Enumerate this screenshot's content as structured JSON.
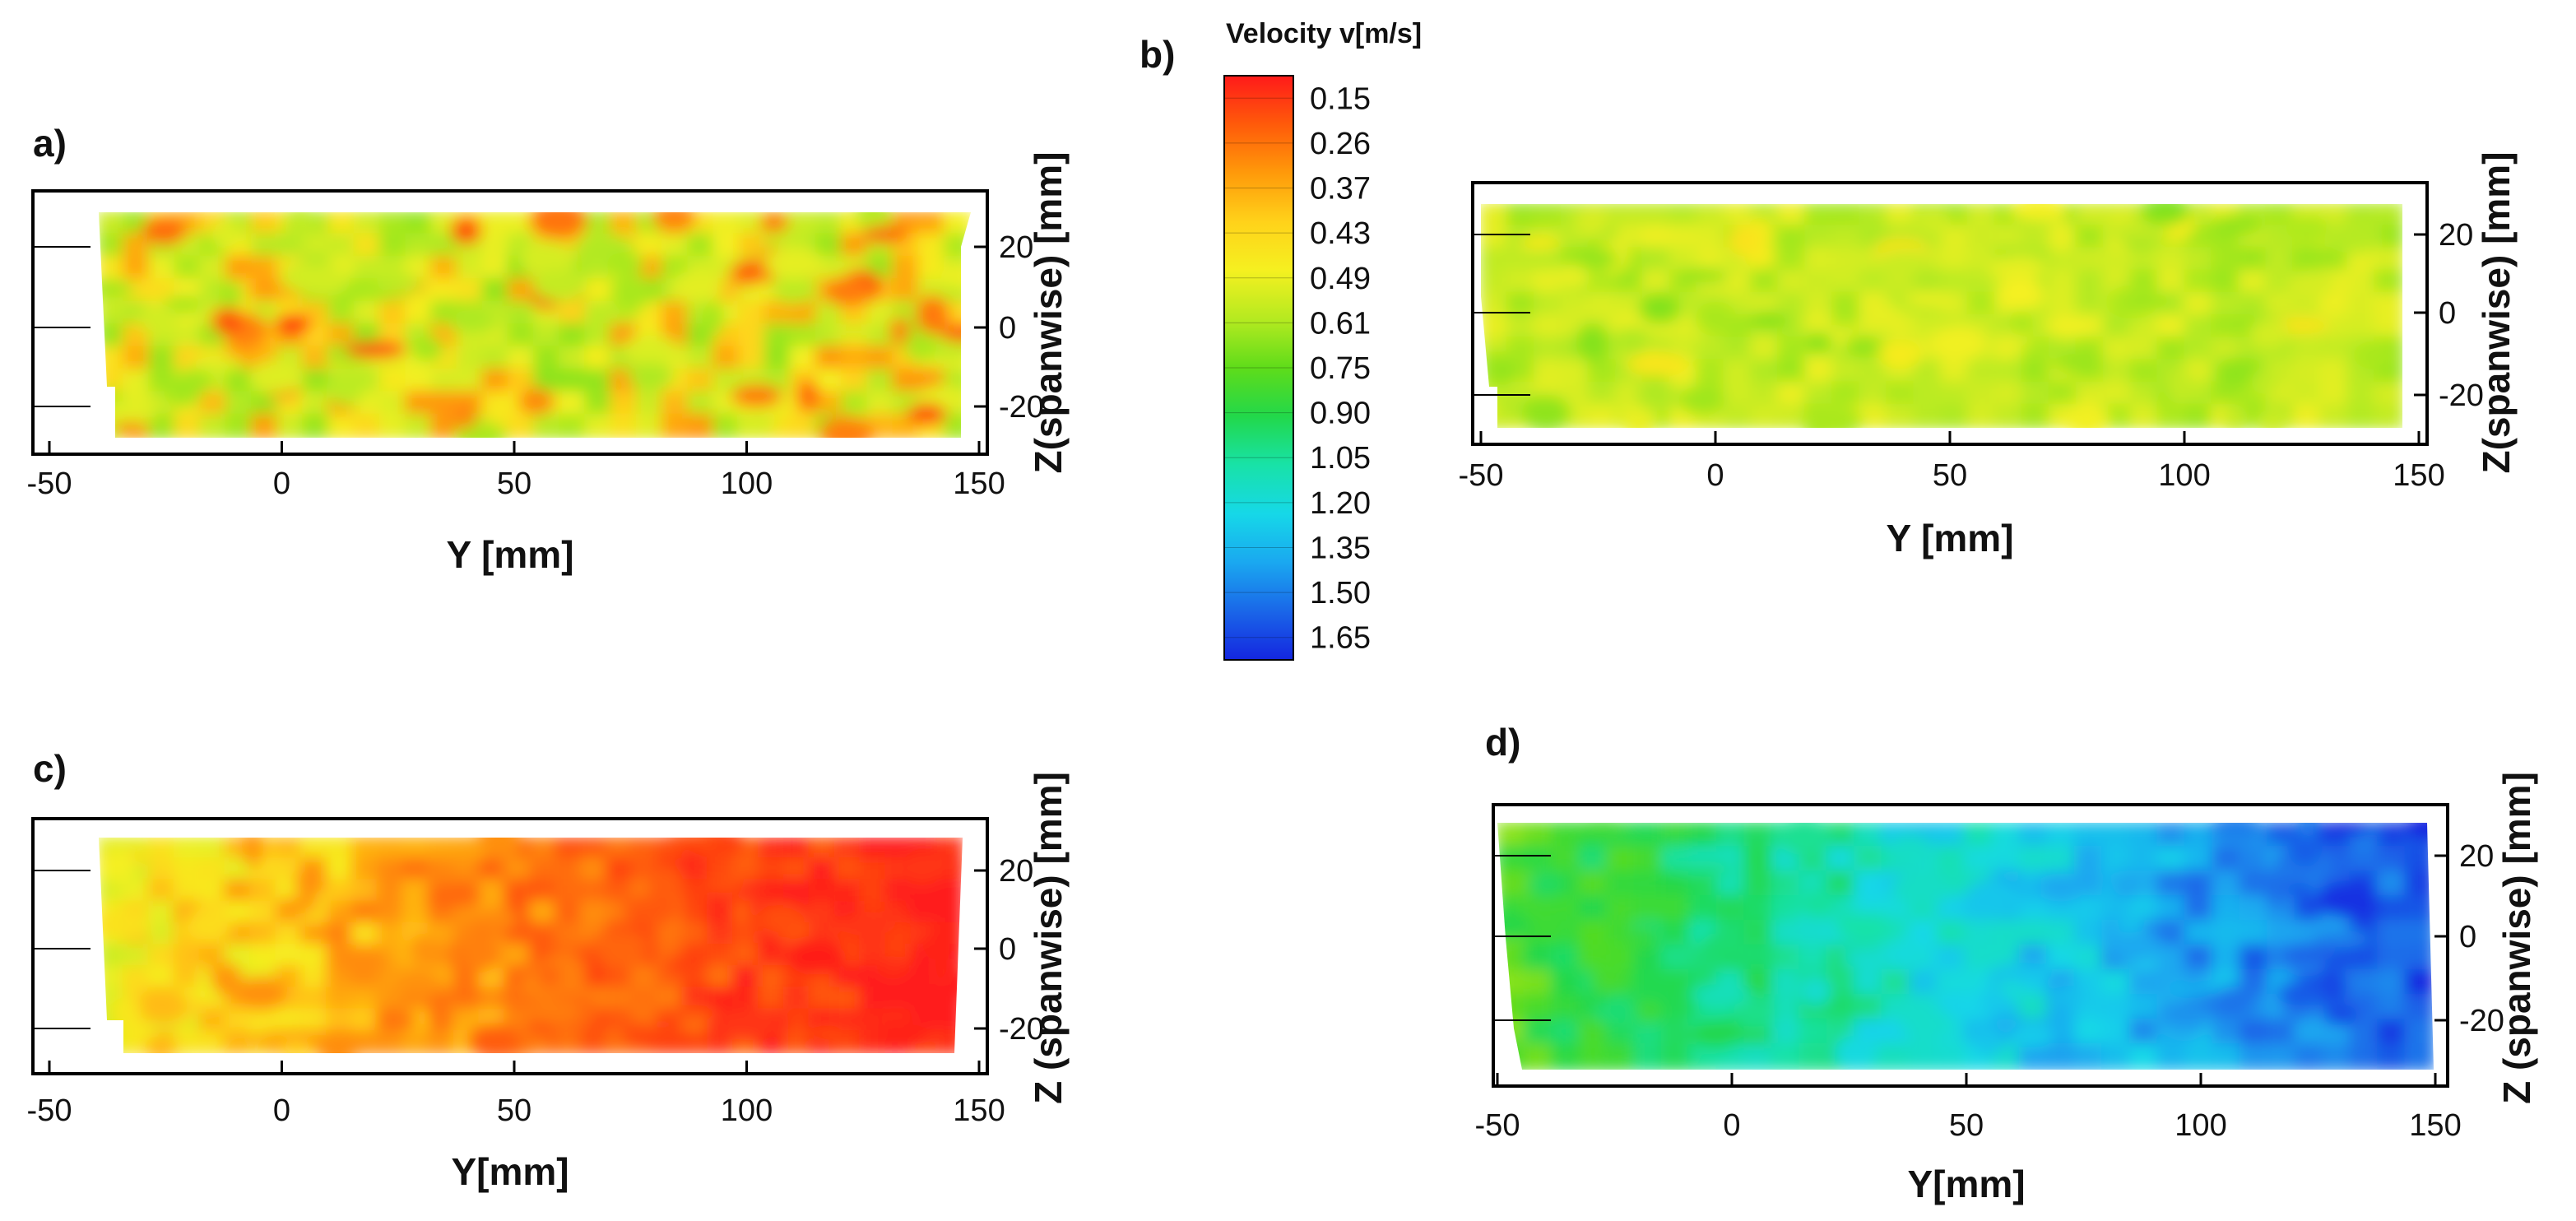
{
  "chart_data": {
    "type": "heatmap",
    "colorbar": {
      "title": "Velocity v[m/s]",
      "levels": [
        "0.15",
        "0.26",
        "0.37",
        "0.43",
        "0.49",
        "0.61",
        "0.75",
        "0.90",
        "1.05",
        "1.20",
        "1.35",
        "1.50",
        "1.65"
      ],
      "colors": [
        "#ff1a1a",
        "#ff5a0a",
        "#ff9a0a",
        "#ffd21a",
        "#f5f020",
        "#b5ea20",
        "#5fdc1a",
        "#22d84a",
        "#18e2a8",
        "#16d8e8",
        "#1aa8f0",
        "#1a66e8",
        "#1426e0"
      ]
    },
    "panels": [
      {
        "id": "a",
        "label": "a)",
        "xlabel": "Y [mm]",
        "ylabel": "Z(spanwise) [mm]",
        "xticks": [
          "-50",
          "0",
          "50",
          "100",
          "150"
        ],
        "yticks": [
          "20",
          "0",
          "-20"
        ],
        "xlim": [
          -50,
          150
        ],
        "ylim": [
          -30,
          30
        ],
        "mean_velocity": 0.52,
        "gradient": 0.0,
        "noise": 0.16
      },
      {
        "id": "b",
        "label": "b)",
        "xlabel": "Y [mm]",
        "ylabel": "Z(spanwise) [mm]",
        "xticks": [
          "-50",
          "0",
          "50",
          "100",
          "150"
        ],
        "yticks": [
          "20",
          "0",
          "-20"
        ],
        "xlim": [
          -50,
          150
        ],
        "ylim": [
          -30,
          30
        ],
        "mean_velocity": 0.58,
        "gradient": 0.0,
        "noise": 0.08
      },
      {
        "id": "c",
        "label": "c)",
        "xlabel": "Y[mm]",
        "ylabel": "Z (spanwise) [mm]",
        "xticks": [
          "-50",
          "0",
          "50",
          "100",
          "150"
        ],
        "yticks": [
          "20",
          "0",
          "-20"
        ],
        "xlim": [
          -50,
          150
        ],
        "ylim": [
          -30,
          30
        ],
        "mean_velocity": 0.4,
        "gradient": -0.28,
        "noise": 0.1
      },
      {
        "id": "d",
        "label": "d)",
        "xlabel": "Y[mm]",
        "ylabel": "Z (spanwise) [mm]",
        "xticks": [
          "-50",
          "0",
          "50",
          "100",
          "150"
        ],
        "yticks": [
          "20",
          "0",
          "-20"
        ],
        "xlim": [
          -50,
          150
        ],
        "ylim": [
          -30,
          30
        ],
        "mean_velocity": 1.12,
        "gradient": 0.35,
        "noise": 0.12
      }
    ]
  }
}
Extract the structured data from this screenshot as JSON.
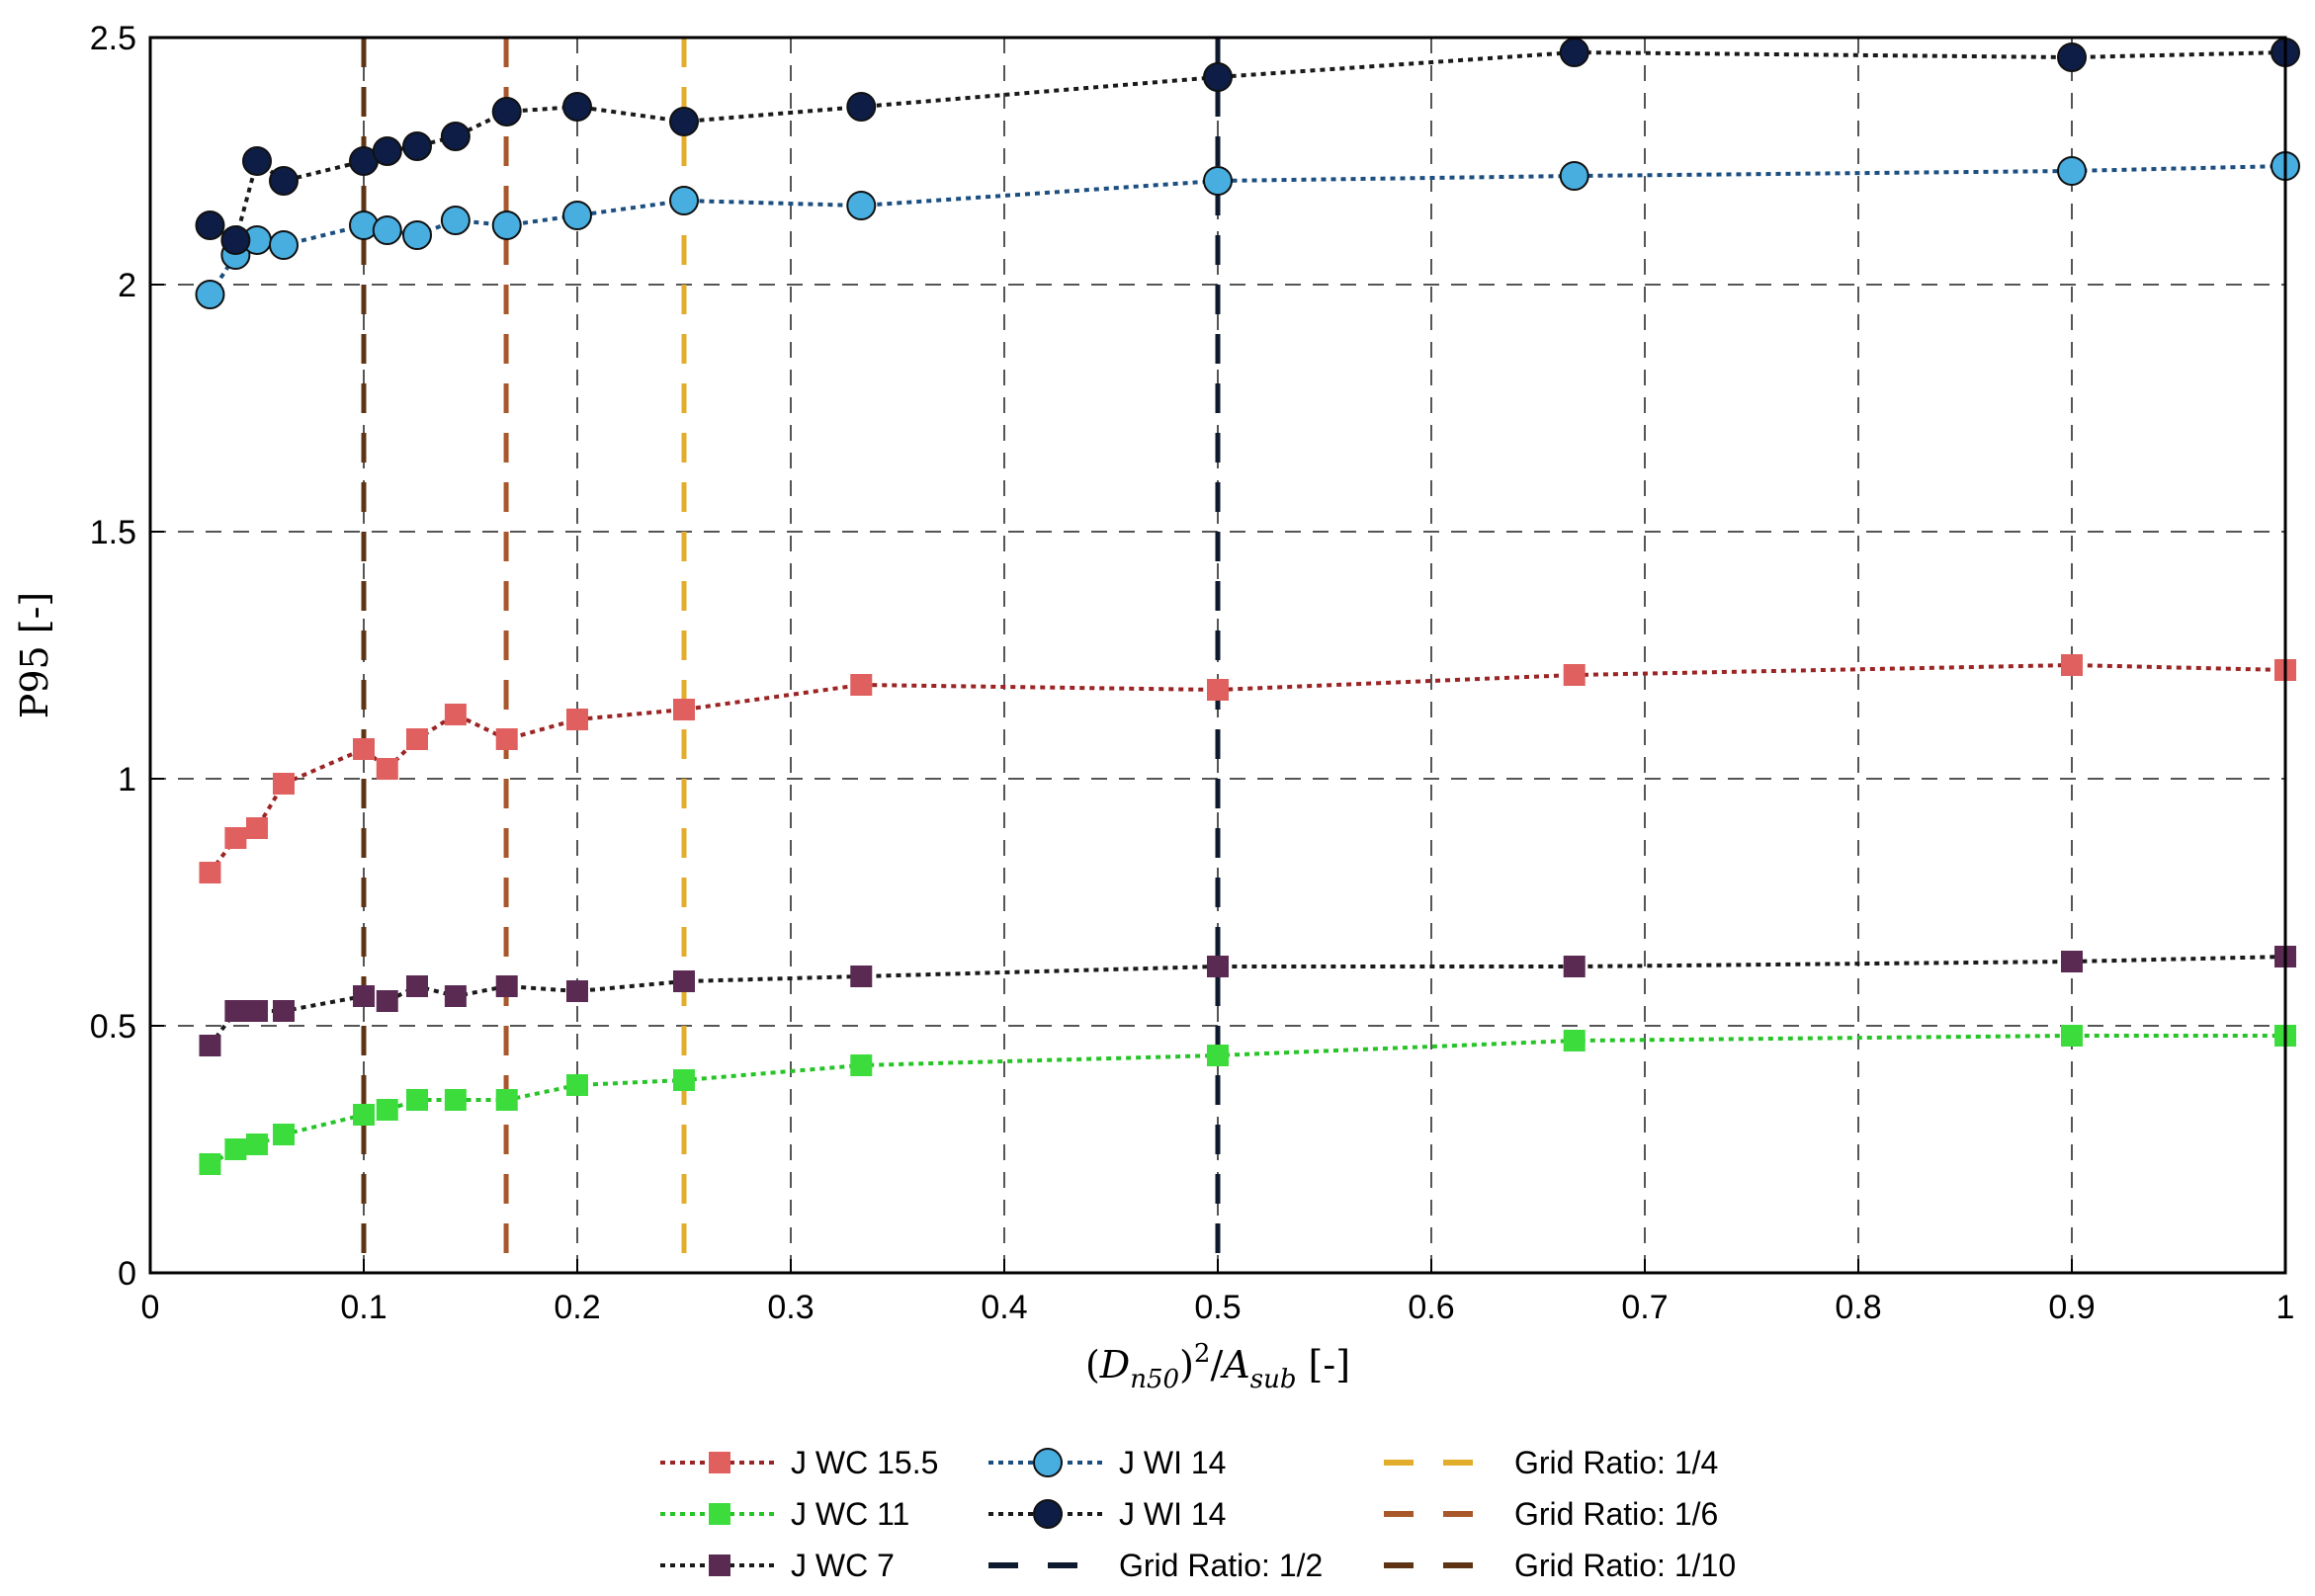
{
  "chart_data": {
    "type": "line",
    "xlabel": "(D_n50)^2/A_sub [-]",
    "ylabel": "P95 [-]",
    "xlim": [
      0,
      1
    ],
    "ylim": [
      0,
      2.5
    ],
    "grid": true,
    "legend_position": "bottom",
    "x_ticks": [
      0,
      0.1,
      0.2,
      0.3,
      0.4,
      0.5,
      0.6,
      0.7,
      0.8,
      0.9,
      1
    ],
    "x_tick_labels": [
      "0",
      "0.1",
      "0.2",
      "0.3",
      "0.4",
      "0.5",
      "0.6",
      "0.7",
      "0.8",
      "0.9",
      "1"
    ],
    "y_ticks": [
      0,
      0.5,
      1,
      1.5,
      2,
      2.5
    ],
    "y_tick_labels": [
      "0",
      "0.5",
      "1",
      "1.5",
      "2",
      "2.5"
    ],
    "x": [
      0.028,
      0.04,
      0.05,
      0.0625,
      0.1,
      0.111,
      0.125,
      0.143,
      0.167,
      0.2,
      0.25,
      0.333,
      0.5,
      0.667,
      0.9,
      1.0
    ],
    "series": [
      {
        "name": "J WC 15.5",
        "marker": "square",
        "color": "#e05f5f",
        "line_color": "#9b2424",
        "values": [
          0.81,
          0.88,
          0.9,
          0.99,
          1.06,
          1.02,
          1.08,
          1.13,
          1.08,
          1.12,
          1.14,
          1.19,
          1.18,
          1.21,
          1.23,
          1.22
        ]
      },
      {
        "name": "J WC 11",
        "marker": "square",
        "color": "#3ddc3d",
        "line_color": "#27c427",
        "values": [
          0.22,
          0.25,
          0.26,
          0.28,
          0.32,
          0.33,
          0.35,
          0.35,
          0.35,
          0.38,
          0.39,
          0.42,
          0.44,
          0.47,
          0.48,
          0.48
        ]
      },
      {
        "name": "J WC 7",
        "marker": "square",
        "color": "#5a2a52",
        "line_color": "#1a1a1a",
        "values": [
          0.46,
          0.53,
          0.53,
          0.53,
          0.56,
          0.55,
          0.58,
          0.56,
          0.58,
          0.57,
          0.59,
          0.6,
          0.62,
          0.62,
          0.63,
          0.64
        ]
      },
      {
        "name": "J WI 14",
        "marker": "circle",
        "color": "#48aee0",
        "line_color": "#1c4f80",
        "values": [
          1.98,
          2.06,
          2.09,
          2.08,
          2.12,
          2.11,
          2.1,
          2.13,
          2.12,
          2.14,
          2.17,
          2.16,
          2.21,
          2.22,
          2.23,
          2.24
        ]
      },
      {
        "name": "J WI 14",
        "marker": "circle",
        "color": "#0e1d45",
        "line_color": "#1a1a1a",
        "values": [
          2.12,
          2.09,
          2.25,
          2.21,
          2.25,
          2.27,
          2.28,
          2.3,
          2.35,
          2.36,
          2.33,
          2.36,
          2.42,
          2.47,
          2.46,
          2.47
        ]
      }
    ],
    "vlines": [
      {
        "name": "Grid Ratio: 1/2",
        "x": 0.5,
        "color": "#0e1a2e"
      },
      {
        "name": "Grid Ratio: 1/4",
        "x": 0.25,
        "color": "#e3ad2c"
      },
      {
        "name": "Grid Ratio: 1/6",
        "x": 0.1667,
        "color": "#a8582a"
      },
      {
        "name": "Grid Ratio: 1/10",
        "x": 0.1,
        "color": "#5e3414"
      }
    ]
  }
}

Description of the task: Using the listing above, return all lines where the word "this" occurs.

Full response:
Enumerate this screenshot's content as structured JSON.
Extract the structured data from this screenshot as JSON.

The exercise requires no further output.